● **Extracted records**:
"""

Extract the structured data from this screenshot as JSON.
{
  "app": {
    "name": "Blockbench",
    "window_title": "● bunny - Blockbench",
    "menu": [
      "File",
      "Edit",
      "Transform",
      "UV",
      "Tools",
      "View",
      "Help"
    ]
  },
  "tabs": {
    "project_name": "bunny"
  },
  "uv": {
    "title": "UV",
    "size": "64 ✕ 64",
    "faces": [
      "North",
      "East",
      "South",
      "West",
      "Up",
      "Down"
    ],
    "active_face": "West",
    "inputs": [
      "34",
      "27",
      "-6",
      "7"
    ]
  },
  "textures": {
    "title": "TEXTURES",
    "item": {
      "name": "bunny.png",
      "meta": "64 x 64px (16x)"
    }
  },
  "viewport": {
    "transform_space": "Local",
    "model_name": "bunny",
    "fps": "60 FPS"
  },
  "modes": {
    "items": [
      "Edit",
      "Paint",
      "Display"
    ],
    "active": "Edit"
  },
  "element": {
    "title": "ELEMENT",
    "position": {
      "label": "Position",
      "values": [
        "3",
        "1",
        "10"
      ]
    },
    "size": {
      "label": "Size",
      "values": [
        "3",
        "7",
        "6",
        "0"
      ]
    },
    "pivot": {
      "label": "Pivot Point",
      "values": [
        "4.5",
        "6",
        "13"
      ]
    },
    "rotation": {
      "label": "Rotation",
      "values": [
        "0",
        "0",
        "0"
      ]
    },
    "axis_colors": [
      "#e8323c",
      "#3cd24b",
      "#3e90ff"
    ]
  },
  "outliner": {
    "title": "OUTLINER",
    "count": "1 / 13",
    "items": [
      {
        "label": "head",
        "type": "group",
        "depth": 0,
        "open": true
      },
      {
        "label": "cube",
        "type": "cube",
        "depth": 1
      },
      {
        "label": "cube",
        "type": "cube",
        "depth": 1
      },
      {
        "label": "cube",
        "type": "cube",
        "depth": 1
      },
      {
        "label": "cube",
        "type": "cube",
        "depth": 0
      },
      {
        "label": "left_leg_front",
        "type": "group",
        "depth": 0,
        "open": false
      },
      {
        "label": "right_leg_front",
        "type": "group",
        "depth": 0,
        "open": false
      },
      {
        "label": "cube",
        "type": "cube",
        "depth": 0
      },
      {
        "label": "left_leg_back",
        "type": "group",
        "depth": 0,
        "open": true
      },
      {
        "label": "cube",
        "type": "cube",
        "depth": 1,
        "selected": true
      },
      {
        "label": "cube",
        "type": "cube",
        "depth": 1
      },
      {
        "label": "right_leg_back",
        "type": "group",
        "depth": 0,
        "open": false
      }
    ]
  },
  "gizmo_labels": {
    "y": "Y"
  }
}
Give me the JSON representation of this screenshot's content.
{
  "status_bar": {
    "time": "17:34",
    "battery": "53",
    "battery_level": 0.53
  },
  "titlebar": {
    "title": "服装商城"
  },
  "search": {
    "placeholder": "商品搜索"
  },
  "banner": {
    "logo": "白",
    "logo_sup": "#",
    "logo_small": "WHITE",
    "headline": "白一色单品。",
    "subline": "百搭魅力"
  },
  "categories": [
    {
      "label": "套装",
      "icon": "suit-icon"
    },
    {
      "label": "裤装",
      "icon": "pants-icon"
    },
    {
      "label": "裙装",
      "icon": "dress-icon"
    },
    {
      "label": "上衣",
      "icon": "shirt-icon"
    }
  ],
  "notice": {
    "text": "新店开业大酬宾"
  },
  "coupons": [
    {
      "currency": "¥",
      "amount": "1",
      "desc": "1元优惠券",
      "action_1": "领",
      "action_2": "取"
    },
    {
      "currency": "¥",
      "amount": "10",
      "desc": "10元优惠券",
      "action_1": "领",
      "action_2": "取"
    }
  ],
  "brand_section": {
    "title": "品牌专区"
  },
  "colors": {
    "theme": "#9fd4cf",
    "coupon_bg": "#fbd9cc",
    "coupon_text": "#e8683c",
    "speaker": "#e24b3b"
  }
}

"""

● **What to produce**: Copy every record exactly as presented.

● **Complete output**:
Extract the structured data from this screenshot as JSON.
{
  "app": {
    "name": "Blockbench",
    "window_title": "● bunny - Blockbench",
    "menu": [
      "File",
      "Edit",
      "Transform",
      "UV",
      "Tools",
      "View",
      "Help"
    ]
  },
  "tabs": {
    "project_name": "bunny"
  },
  "uv": {
    "title": "UV",
    "size": "64 ✕ 64",
    "faces": [
      "North",
      "East",
      "South",
      "West",
      "Up",
      "Down"
    ],
    "active_face": "West",
    "inputs": [
      "34",
      "27",
      "-6",
      "7"
    ]
  },
  "textures": {
    "title": "TEXTURES",
    "item": {
      "name": "bunny.png",
      "meta": "64 x 64px (16x)"
    }
  },
  "viewport": {
    "transform_space": "Local",
    "model_name": "bunny",
    "fps": "60 FPS"
  },
  "modes": {
    "items": [
      "Edit",
      "Paint",
      "Display"
    ],
    "active": "Edit"
  },
  "element": {
    "title": "ELEMENT",
    "position": {
      "label": "Position",
      "values": [
        "3",
        "1",
        "10"
      ]
    },
    "size": {
      "label": "Size",
      "values": [
        "3",
        "7",
        "6",
        "0"
      ]
    },
    "pivot": {
      "label": "Pivot Point",
      "values": [
        "4.5",
        "6",
        "13"
      ]
    },
    "rotation": {
      "label": "Rotation",
      "values": [
        "0",
        "0",
        "0"
      ]
    },
    "axis_colors": [
      "#e8323c",
      "#3cd24b",
      "#3e90ff"
    ]
  },
  "outliner": {
    "title": "OUTLINER",
    "count": "1 / 13",
    "items": [
      {
        "label": "head",
        "type": "group",
        "depth": 0,
        "open": true
      },
      {
        "label": "cube",
        "type": "cube",
        "depth": 1
      },
      {
        "label": "cube",
        "type": "cube",
        "depth": 1
      },
      {
        "label": "cube",
        "type": "cube",
        "depth": 1
      },
      {
        "label": "cube",
        "type": "cube",
        "depth": 0
      },
      {
        "label": "left_leg_front",
        "type": "group",
        "depth": 0,
        "open": false
      },
      {
        "label": "right_leg_front",
        "type": "group",
        "depth": 0,
        "open": false
      },
      {
        "label": "cube",
        "type": "cube",
        "depth": 0
      },
      {
        "label": "left_leg_back",
        "type": "group",
        "depth": 0,
        "open": true
      },
      {
        "label": "cube",
        "type": "cube",
        "depth": 1,
        "selected": true
      },
      {
        "label": "cube",
        "type": "cube",
        "depth": 1
      },
      {
        "label": "right_leg_back",
        "type": "group",
        "depth": 0,
        "open": false
      }
    ]
  },
  "gizmo_labels": {
    "y": "Y"
  }
}
Give me the JSON representation of this screenshot's content.
{
  "status_bar": {
    "time": "17:34",
    "battery": "53",
    "battery_level": 0.53
  },
  "titlebar": {
    "title": "服装商城"
  },
  "search": {
    "placeholder": "商品搜索"
  },
  "banner": {
    "logo": "白",
    "logo_sup": "#",
    "logo_small": "WHITE",
    "headline": "白一色单品。",
    "subline": "百搭魅力"
  },
  "categories": [
    {
      "label": "套装",
      "icon": "suit-icon"
    },
    {
      "label": "裤装",
      "icon": "pants-icon"
    },
    {
      "label": "裙装",
      "icon": "dress-icon"
    },
    {
      "label": "上衣",
      "icon": "shirt-icon"
    }
  ],
  "notice": {
    "text": "新店开业大酬宾"
  },
  "coupons": [
    {
      "currency": "¥",
      "amount": "1",
      "desc": "1元优惠券",
      "action_1": "领",
      "action_2": "取"
    },
    {
      "currency": "¥",
      "amount": "10",
      "desc": "10元优惠券",
      "action_1": "领",
      "action_2": "取"
    }
  ],
  "brand_section": {
    "title": "品牌专区"
  },
  "colors": {
    "theme": "#9fd4cf",
    "coupon_bg": "#fbd9cc",
    "coupon_text": "#e8683c",
    "speaker": "#e24b3b"
  }
}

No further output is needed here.